(Stored records)

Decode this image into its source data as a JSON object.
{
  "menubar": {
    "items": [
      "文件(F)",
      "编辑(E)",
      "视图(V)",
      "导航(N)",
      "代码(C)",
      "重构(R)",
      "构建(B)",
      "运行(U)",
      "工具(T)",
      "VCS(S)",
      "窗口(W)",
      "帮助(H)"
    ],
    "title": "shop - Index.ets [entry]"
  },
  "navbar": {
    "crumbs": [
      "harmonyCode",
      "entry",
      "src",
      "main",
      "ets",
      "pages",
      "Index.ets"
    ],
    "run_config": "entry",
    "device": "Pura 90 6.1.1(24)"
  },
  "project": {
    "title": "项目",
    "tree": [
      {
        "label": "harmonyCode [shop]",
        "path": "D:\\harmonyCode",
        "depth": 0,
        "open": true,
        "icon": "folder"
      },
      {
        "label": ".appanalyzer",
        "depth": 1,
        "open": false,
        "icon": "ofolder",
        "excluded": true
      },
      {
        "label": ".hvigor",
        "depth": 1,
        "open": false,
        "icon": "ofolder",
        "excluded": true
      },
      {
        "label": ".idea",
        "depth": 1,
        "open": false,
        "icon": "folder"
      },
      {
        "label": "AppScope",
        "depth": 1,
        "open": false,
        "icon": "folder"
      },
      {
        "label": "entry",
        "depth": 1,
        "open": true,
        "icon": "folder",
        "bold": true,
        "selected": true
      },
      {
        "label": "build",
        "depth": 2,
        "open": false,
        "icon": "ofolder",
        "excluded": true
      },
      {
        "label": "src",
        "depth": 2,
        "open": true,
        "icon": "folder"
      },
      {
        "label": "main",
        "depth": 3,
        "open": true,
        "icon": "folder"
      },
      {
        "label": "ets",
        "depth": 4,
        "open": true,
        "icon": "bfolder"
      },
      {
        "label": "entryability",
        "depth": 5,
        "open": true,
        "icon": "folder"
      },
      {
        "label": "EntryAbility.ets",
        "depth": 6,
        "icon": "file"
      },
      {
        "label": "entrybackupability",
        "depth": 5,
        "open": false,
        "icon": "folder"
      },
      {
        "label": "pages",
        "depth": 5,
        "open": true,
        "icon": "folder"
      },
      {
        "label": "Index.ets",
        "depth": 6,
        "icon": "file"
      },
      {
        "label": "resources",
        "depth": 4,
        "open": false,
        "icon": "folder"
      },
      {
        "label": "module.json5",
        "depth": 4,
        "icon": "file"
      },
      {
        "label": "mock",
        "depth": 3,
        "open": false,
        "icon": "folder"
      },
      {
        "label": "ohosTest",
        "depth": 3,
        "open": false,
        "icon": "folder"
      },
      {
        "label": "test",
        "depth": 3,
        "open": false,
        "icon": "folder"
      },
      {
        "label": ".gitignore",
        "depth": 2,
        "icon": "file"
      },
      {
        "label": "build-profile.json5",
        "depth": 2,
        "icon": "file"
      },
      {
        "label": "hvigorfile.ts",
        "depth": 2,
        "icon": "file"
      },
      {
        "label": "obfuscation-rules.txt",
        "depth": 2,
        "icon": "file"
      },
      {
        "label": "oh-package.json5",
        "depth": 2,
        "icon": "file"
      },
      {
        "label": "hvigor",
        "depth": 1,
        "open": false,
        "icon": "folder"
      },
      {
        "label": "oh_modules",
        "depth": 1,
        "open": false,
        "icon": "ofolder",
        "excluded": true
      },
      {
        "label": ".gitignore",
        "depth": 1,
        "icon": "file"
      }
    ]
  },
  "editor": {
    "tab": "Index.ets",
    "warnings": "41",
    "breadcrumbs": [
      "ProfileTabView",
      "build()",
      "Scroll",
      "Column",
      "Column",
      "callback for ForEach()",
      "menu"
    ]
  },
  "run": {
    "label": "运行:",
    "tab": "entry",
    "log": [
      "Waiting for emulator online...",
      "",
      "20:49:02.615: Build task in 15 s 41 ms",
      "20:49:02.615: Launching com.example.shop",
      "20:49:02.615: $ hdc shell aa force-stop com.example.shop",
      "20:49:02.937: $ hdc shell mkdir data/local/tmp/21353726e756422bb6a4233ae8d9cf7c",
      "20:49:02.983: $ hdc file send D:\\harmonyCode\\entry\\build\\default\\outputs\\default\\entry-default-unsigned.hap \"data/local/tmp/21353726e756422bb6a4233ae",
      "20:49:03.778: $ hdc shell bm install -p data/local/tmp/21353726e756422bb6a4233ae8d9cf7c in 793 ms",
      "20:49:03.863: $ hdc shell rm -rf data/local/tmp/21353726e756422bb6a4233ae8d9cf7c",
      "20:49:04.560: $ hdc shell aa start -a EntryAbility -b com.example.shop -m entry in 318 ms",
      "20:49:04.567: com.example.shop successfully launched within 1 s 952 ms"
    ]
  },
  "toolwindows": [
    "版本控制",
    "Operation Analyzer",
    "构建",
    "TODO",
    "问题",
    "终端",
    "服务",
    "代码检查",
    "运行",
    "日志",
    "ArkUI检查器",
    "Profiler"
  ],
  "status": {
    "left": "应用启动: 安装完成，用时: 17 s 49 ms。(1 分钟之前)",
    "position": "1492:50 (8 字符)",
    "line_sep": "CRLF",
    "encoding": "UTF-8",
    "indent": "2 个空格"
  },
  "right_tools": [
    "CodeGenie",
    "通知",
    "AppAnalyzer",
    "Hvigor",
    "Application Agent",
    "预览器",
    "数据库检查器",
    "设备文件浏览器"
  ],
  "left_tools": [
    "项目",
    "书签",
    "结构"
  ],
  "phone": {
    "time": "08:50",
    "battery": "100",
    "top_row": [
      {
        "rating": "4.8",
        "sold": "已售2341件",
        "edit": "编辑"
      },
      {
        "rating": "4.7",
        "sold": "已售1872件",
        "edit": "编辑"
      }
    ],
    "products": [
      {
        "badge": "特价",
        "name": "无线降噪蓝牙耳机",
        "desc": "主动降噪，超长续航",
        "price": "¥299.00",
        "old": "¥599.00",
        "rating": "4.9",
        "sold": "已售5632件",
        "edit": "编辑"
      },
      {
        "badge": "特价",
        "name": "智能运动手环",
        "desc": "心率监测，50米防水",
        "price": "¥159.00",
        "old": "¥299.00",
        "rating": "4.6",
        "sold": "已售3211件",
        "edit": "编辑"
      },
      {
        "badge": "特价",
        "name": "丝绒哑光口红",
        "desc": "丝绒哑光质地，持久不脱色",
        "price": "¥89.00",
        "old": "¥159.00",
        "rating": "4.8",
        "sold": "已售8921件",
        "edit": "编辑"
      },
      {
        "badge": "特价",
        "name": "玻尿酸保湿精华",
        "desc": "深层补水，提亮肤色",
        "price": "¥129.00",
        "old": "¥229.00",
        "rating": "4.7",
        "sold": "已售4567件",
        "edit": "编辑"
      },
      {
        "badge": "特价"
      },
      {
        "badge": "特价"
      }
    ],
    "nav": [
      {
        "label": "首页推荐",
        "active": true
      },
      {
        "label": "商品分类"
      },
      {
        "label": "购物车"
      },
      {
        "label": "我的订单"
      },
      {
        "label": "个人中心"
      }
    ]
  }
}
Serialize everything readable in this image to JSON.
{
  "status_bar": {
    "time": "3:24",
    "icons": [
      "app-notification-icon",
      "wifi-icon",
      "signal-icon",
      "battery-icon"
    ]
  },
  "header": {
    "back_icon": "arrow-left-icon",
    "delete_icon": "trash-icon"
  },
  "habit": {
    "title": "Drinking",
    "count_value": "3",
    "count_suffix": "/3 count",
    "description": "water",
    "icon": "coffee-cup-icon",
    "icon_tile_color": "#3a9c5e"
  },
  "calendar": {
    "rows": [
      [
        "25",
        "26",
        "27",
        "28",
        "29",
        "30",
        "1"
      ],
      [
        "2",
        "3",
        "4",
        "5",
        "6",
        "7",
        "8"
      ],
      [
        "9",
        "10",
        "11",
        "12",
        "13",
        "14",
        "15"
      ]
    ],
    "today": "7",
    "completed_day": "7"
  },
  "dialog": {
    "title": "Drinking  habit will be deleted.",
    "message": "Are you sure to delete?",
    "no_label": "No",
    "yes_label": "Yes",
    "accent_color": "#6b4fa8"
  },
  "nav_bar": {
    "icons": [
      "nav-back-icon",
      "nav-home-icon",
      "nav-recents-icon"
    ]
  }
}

_Exercise instructions:_
Give only the number of lines in the records that include the word "sold".

_Solution to this task:_
6